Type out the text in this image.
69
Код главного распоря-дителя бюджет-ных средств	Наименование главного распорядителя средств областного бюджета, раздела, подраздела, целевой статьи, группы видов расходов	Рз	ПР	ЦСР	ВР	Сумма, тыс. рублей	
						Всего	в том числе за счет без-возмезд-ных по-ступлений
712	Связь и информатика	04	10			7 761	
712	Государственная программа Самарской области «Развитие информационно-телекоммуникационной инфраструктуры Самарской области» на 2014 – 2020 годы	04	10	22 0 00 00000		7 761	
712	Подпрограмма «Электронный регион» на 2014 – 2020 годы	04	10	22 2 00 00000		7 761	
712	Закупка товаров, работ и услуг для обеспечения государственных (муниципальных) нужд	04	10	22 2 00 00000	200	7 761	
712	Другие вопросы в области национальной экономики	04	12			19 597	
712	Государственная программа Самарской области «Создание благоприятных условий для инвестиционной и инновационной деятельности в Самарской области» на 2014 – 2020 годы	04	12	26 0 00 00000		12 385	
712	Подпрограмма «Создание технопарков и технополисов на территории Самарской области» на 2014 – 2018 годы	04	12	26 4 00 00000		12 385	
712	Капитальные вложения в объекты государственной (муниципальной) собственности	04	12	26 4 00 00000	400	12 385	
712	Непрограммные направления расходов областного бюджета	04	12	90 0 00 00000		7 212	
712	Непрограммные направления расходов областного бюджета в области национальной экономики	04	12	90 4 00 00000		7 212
________________________
Exercise details: For each line above that contains the word "экономики", copy that line.

Answer to the exercise:
712	Другие вопросы в области национальной экономики	04	12			19 597	
712	Непрограммные направления расходов областного бюджета в области национальной экономики	04	12	90 4 00 00000		7 212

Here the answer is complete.